_AIM OF THE TASK_: Below are the records; reproduce all of them exactly but without any images.

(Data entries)
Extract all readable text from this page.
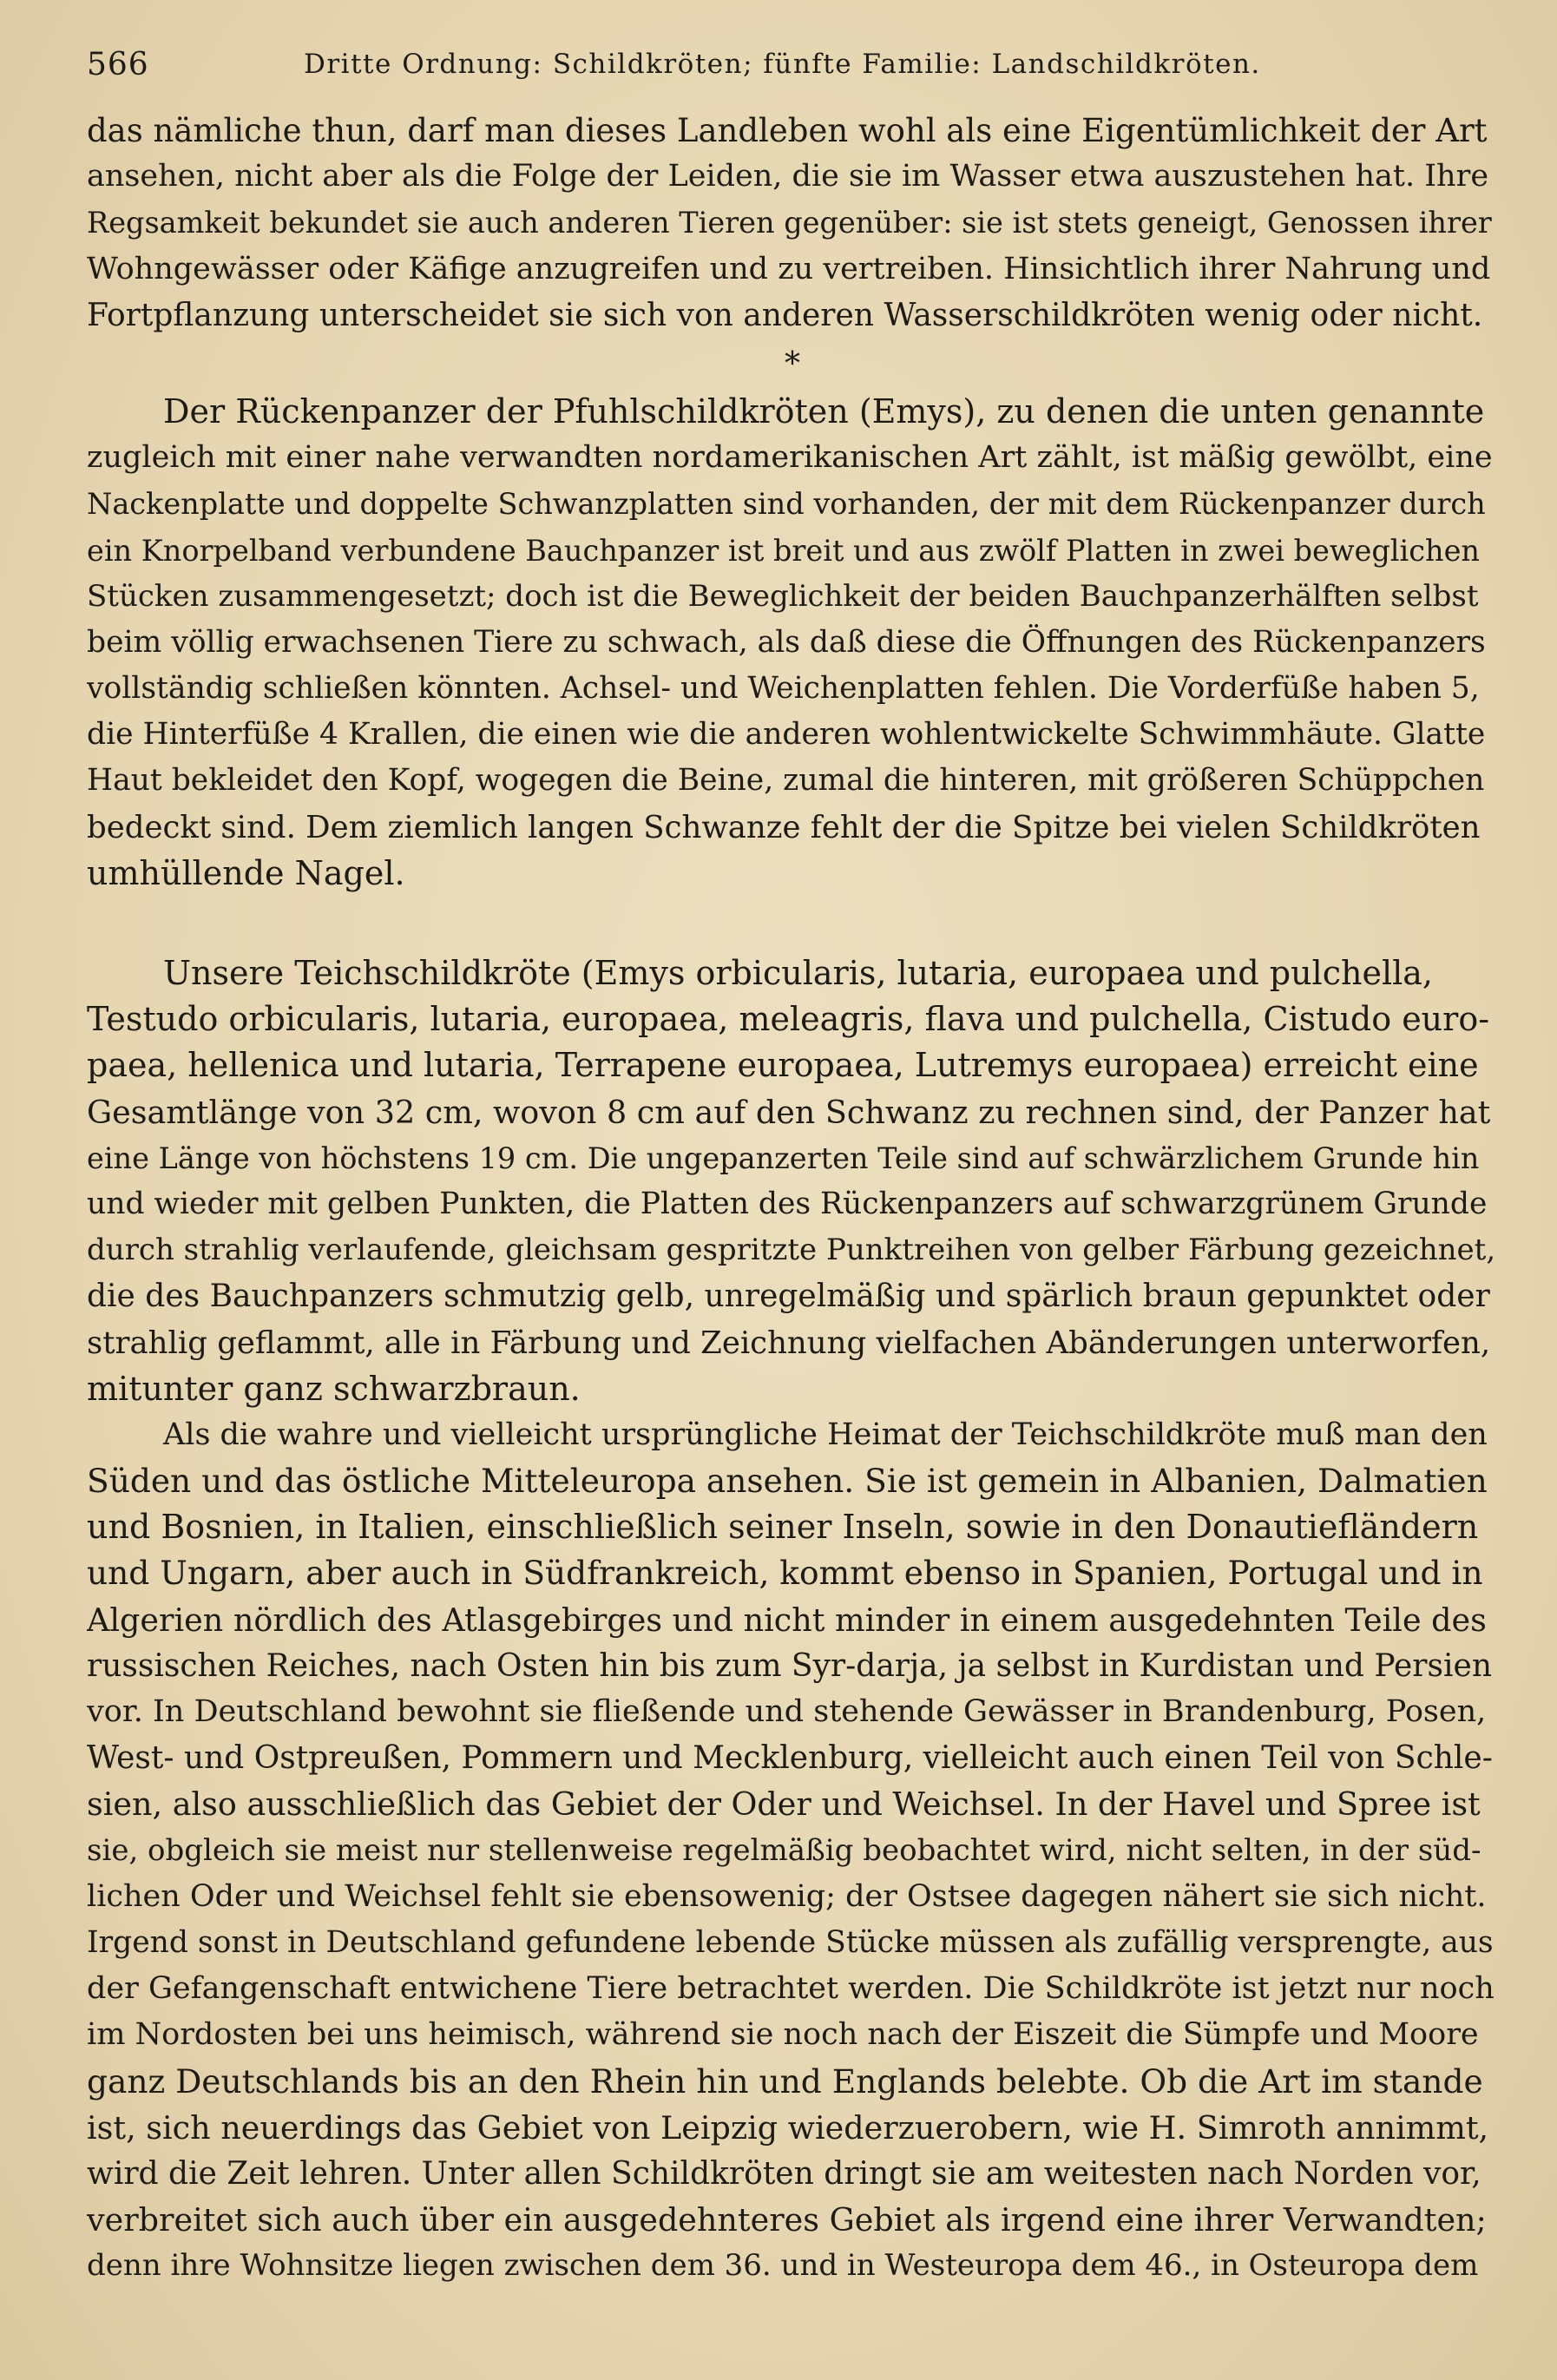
566	Dritte Ordnung: Schildkröten; fünfte Familie: Landschildkröten.
das nämliche thun, darf man dieses Landleben wohl als eine Eigentümlichkeit der Art
ansehen, nicht aber als die Folge der Leiden, die sie im Wasser etwa auszustehen hat. Ihre
Regsamkeit bekundet sie auch anderen Tieren gegenüber: sie ist stets geneigt, Genossen ihrer
Wohngewässer oder Käfige anzugreifen und zu vertreiben. Hinsichtlich ihrer Nahrung und
Fortpflanzung unterscheidet sie sich von anderen Wasserschildkröten wenig oder nicht.
*
Der Rückenpanzer der Pfuhlschildkröten (Emys), zu denen die unten genannte
zugleich mit einer nahe verwandten nordamerikanischen Art zählt, ist mäßig gewölbt, eine
Nackenplatte und doppelte Schwanzplatten sind vorhanden, der mit dem Rückenpanzer durch
ein Knorpelband verbundene Bauchpanzer ist breit und aus zwölf Platten in zwei beweglichen
Stücken zusammengesetzt; doch ist die Beweglichkeit der beiden Bauchpanzerhälften selbst
beim völlig erwachsenen Tiere zu schwach, als daß diese die Öffnungen des Rückenpanzers
vollständig schließen könnten. Achsel- und Weichenplatten fehlen. Die Vorderfüße haben 5,
die Hinterfüße 4 Krallen, die einen wie die anderen wohlentwickelte Schwimmhäute. Glatte
Haut bekleidet den Kopf, wogegen die Beine, zumal die hinteren, mit größeren Schüppchen
bedeckt sind. Dem ziemlich langen Schwanze fehlt der die Spitze bei vielen Schildkröten
umhüllende Nagel.
Unsere Teichschildkröte (Emys orbicularis, lutaria, europaea und pulchella,
Testudo orbicularis, lutaria, europaea, meleagris, flava und pulchella, Cistudo euro-
paea, hellenica und lutaria, Terrapene europaea, Lutremys europaea) erreicht eine
Gesamtlänge von 32 cm, wovon 8 cm auf den Schwanz zu rechnen sind, der Panzer hat
eine Länge von höchstens 19 cm. Die ungepanzerten Teile sind auf schwärzlichem Grunde hin
und wieder mit gelben Punkten, die Platten des Rückenpanzers auf schwarzgrünem Grunde
durch strahlig verlaufende, gleichsam gespritzte Punktreihen von gelber Färbung gezeichnet,
die des Bauchpanzers schmutzig gelb, unregelmäßig und spärlich braun gepunktet oder
strahlig geflammt, alle in Färbung und Zeichnung vielfachen Abänderungen unterworfen,
mitunter ganz schwarzbraun.
Als die wahre und vielleicht ursprüngliche Heimat der Teichschildkröte muß man den
Süden und das östliche Mitteleuropa ansehen. Sie ist gemein in Albanien, Dalmatien
und Bosnien, in Italien, einschließlich seiner Inseln, sowie in den Donautiefländern
und Ungarn, aber auch in Südfrankreich, kommt ebenso in Spanien, Portugal und in
Algerien nördlich des Atlasgebirges und nicht minder in einem ausgedehnten Teile des
russischen Reiches, nach Osten hin bis zum Syr-darja, ja selbst in Kurdistan und Persien
vor. In Deutschland bewohnt sie fließende und stehende Gewässer in Brandenburg, Posen,
West- und Ostpreußen, Pommern und Mecklenburg, vielleicht auch einen Teil von Schle-
sien, also ausschließlich das Gebiet der Oder und Weichsel. In der Havel und Spree ist
sie, obgleich sie meist nur stellenweise regelmäßig beobachtet wird, nicht selten, in der süd-
lichen Oder und Weichsel fehlt sie ebensowenig; der Ostsee dagegen nähert sie sich nicht.
Irgend sonst in Deutschland gefundene lebende Stücke müssen als zufällig versprengte, aus
der Gefangenschaft entwichene Tiere betrachtet werden. Die Schildkröte ist jetzt nur noch
im Nordosten bei uns heimisch, während sie noch nach der Eiszeit die Sümpfe und Moore
ganz Deutschlands bis an den Rhein hin und Englands belebte. Ob die Art im stande
ist, sich neuerdings das Gebiet von Leipzig wiederzuerobern, wie H. Simroth annimmt,
wird die Zeit lehren. Unter allen Schildkröten dringt sie am weitesten nach Norden vor,
verbreitet sich auch über ein ausgedehnteres Gebiet als irgend eine ihrer Verwandten;
denn ihre Wohnsitze liegen zwischen dem 36. und in Westeuropa dem 46., in Osteuropa dem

_RIGHT ANSWER_:
Extract all readable text from this page.
566	Dritte Ordnung: Schildkröten; fünfte Familie: Landschildkröten.
das nämliche thun, darf man dieses Landleben wohl als eine Eigentümlichkeit der Art
ansehen, nicht aber als die Folge der Leiden, die sie im Wasser etwa auszustehen hat. Ihre
Regsamkeit bekundet sie auch anderen Tieren gegenüber: sie ist stets geneigt, Genossen ihrer
Wohngewässer oder Käfige anzugreifen und zu vertreiben. Hinsichtlich ihrer Nahrung und
Fortpflanzung unterscheidet sie sich von anderen Wasserschildkröten wenig oder nicht.
*
Der Rückenpanzer der Pfuhlschildkröten (Emys), zu denen die unten genannte
zugleich mit einer nahe verwandten nordamerikanischen Art zählt, ist mäßig gewölbt, eine
Nackenplatte und doppelte Schwanzplatten sind vorhanden, der mit dem Rückenpanzer durch
ein Knorpelband verbundene Bauchpanzer ist breit und aus zwölf Platten in zwei beweglichen
Stücken zusammengesetzt; doch ist die Beweglichkeit der beiden Bauchpanzerhälften selbst
beim völlig erwachsenen Tiere zu schwach, als daß diese die Öffnungen des Rückenpanzers
vollständig schließen könnten. Achsel- und Weichenplatten fehlen. Die Vorderfüße haben 5,
die Hinterfüße 4 Krallen, die einen wie die anderen wohlentwickelte Schwimmhäute. Glatte
Haut bekleidet den Kopf, wogegen die Beine, zumal die hinteren, mit größeren Schüppchen
bedeckt sind. Dem ziemlich langen Schwanze fehlt der die Spitze bei vielen Schildkröten
umhüllende Nagel.
Unsere Teichschildkröte (Emys orbicularis, lutaria, europaea und pulchella,
Testudo orbicularis, lutaria, europaea, meleagris, flava und pulchella, Cistudo euro-
paea, hellenica und lutaria, Terrapene europaea, Lutremys europaea) erreicht eine
Gesamtlänge von 32 cm, wovon 8 cm auf den Schwanz zu rechnen sind, der Panzer hat
eine Länge von höchstens 19 cm. Die ungepanzerten Teile sind auf schwärzlichem Grunde hin
und wieder mit gelben Punkten, die Platten des Rückenpanzers auf schwarzgrünem Grunde
durch strahlig verlaufende, gleichsam gespritzte Punktreihen von gelber Färbung gezeichnet,
die des Bauchpanzers schmutzig gelb, unregelmäßig und spärlich braun gepunktet oder
strahlig geflammt, alle in Färbung und Zeichnung vielfachen Abänderungen unterworfen,
mitunter ganz schwarzbraun.
Als die wahre und vielleicht ursprüngliche Heimat der Teichschildkröte muß man den
Süden und das östliche Mitteleuropa ansehen. Sie ist gemein in Albanien, Dalmatien
und Bosnien, in Italien, einschließlich seiner Inseln, sowie in den Donautiefländern
und Ungarn, aber auch in Südfrankreich, kommt ebenso in Spanien, Portugal und in
Algerien nördlich des Atlasgebirges und nicht minder in einem ausgedehnten Teile des
russischen Reiches, nach Osten hin bis zum Syr-darja, ja selbst in Kurdistan und Persien
vor. In Deutschland bewohnt sie fließende und stehende Gewässer in Brandenburg, Posen,
West- und Ostpreußen, Pommern und Mecklenburg, vielleicht auch einen Teil von Schle-
sien, also ausschließlich das Gebiet der Oder und Weichsel. In der Havel und Spree ist
sie, obgleich sie meist nur stellenweise regelmäßig beobachtet wird, nicht selten, in der süd-
lichen Oder und Weichsel fehlt sie ebensowenig; der Ostsee dagegen nähert sie sich nicht.
Irgend sonst in Deutschland gefundene lebende Stücke müssen als zufällig versprengte, aus
der Gefangenschaft entwichene Tiere betrachtet werden. Die Schildkröte ist jetzt nur noch
im Nordosten bei uns heimisch, während sie noch nach der Eiszeit die Sümpfe und Moore
ganz Deutschlands bis an den Rhein hin und Englands belebte. Ob die Art im stande
ist, sich neuerdings das Gebiet von Leipzig wiederzuerobern, wie H. Simroth annimmt,
wird die Zeit lehren. Unter allen Schildkröten dringt sie am weitesten nach Norden vor,
verbreitet sich auch über ein ausgedehnteres Gebiet als irgend eine ihrer Verwandten;
denn ihre Wohnsitze liegen zwischen dem 36. und in Westeuropa dem 46., in Osteuropa dem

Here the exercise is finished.